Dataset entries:
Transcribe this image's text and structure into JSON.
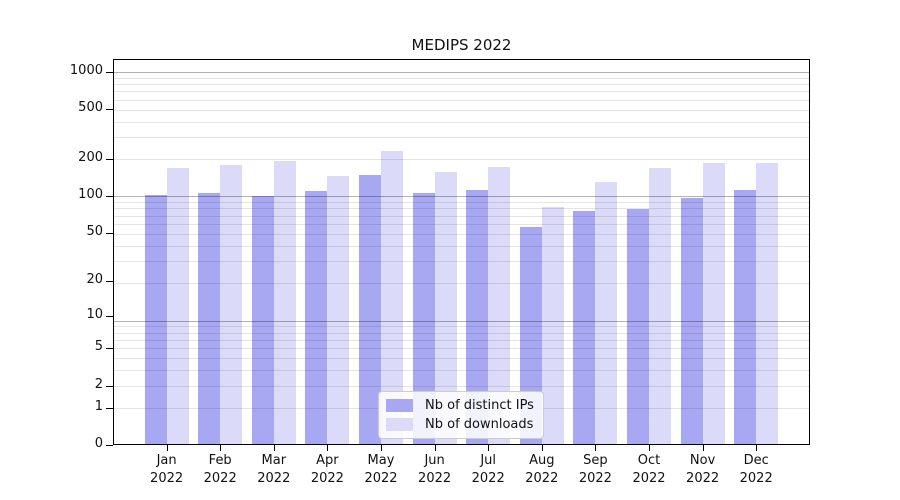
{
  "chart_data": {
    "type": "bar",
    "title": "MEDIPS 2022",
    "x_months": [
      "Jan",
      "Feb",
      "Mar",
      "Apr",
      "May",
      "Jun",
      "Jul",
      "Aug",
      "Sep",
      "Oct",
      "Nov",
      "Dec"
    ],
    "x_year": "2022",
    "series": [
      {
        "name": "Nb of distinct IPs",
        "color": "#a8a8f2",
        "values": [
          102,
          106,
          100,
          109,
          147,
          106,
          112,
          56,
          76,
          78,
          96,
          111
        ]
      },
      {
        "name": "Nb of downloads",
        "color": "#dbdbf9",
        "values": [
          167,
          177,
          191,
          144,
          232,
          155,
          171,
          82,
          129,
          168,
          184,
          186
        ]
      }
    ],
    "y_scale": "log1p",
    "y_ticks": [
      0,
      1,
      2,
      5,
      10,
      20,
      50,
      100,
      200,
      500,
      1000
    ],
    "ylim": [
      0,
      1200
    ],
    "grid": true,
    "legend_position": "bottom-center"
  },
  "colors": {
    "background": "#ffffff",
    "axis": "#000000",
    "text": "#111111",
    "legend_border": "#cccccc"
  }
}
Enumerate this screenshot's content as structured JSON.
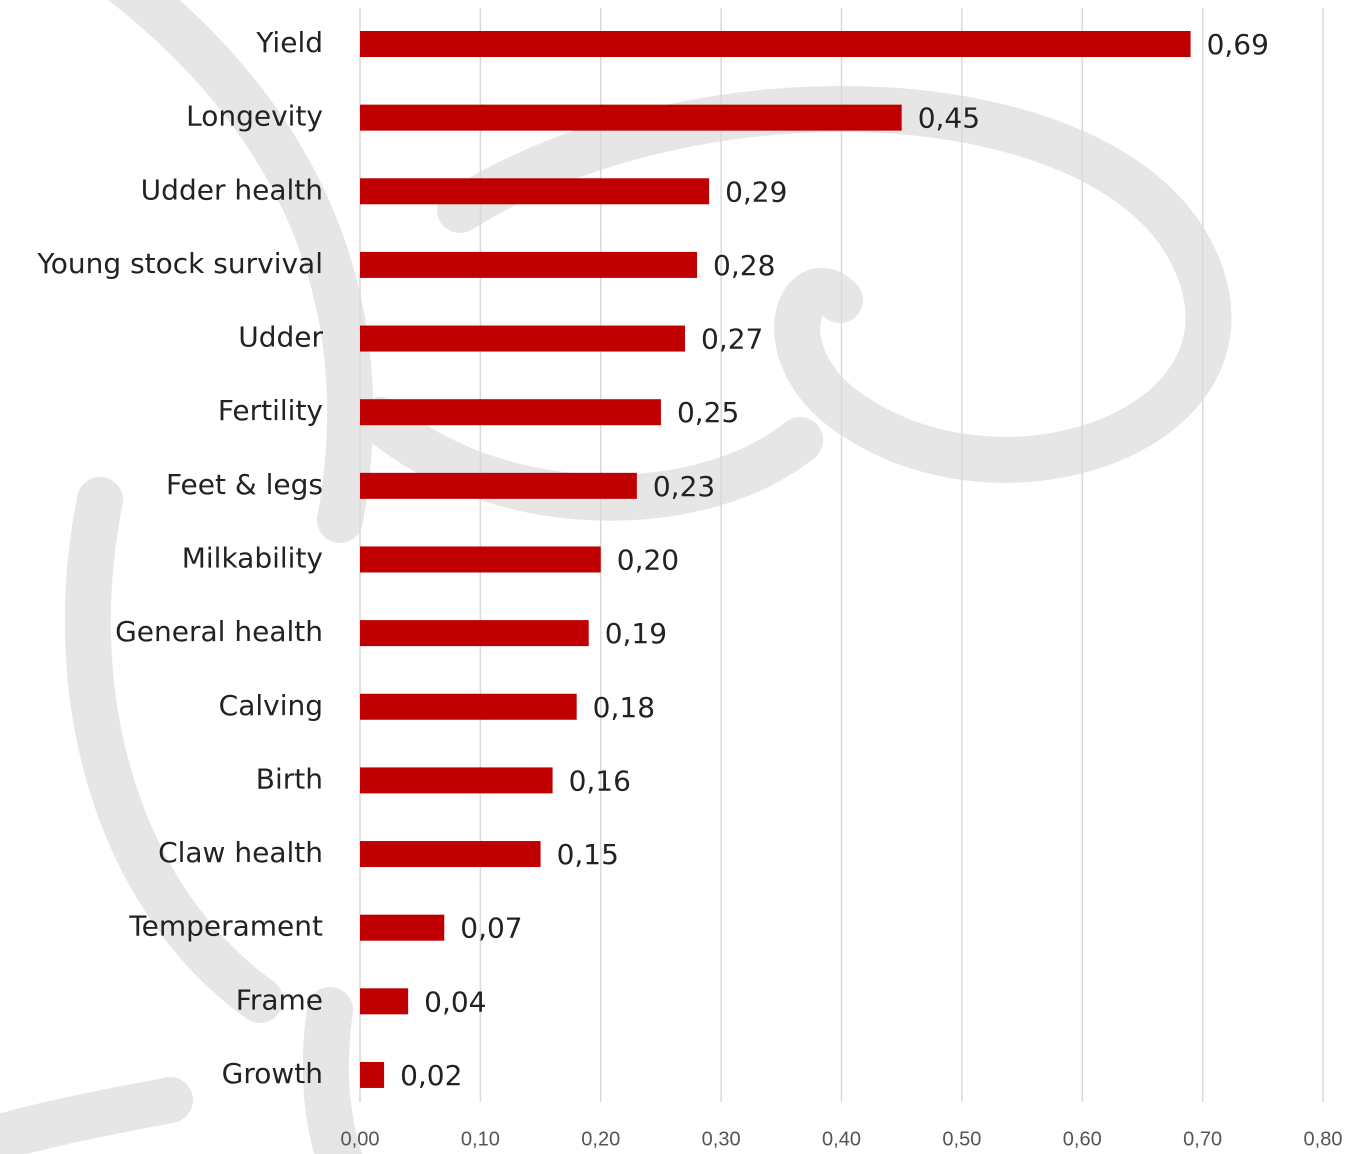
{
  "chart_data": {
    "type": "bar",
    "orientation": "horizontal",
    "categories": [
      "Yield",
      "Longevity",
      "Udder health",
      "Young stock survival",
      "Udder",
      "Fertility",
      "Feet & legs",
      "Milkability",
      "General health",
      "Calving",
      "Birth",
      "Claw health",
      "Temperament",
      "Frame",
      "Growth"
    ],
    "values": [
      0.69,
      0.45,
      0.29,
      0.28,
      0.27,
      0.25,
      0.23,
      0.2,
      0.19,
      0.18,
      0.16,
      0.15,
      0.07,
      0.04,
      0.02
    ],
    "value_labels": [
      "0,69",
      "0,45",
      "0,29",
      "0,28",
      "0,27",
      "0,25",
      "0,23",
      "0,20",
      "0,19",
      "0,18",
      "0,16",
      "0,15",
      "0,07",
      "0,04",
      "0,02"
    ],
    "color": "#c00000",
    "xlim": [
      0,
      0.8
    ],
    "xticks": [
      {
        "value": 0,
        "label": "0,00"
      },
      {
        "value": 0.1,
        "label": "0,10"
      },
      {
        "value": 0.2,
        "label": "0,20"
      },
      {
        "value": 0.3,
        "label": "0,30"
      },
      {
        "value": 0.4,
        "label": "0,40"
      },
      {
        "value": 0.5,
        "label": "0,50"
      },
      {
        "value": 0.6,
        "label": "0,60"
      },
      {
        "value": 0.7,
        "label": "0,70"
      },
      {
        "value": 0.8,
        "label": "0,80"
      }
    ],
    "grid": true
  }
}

What you should do: Check each line of the records above for the word "this", then give the number of lines that have it, with no other words.

Answer in full: 2